Problem details
Gather all lines in the entries that include the word "text".

[Start of Input data]

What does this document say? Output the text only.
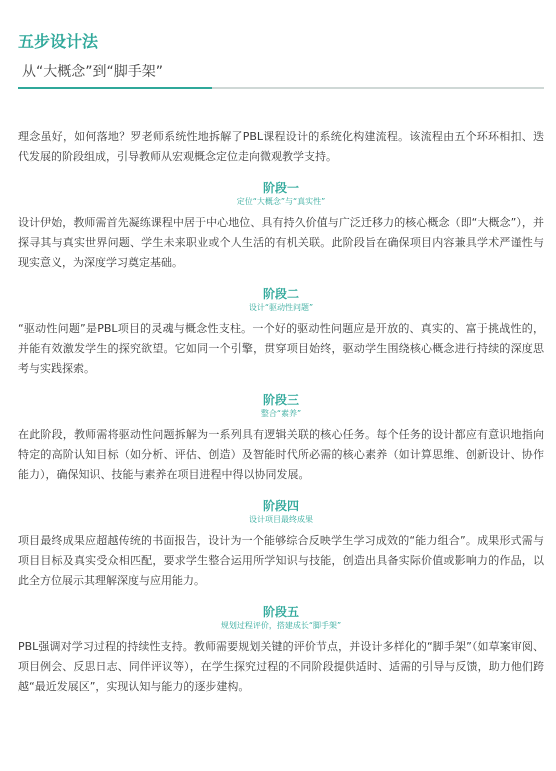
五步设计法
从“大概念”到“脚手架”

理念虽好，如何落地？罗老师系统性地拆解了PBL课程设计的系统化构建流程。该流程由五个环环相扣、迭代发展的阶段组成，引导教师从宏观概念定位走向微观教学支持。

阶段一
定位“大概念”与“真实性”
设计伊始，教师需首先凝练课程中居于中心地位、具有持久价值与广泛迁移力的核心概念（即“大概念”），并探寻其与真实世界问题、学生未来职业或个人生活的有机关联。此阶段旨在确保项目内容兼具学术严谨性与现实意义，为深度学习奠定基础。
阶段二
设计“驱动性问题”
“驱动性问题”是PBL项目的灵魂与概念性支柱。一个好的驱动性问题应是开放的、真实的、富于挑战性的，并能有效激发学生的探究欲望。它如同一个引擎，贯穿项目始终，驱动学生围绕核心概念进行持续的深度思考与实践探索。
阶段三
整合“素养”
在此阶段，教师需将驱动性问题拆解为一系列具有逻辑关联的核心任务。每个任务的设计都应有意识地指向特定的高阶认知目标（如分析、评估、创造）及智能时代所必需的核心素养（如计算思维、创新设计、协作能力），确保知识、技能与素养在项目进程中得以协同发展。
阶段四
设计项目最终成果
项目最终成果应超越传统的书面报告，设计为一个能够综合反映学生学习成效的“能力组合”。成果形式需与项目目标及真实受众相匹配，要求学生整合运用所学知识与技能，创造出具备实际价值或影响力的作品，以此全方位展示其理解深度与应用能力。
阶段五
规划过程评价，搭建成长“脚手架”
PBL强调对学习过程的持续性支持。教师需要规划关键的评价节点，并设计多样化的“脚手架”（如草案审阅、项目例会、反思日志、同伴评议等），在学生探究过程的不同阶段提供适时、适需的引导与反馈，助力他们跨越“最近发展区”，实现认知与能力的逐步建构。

[End of Input data]
[Start of Input data]

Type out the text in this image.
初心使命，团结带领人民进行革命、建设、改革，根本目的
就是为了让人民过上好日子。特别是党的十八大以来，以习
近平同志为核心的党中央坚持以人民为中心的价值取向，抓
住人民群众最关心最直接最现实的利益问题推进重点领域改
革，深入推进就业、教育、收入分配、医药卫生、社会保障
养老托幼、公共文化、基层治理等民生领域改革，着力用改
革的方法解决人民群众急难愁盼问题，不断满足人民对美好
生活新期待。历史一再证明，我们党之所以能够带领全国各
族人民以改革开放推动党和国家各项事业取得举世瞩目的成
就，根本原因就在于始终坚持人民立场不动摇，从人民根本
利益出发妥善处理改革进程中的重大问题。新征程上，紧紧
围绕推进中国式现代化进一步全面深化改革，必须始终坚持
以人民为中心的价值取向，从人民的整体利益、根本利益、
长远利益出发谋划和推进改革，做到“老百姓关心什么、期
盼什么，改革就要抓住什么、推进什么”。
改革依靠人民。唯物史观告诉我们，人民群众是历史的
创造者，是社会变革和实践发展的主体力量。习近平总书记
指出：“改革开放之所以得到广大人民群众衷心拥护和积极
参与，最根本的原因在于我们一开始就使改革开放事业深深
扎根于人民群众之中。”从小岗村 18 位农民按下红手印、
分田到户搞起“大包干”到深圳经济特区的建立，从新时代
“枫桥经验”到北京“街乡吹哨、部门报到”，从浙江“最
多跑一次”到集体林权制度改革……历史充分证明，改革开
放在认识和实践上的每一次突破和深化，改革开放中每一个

[End of Input data]

Task answer
What does this document say? Output the text only.
Type out the text in this image.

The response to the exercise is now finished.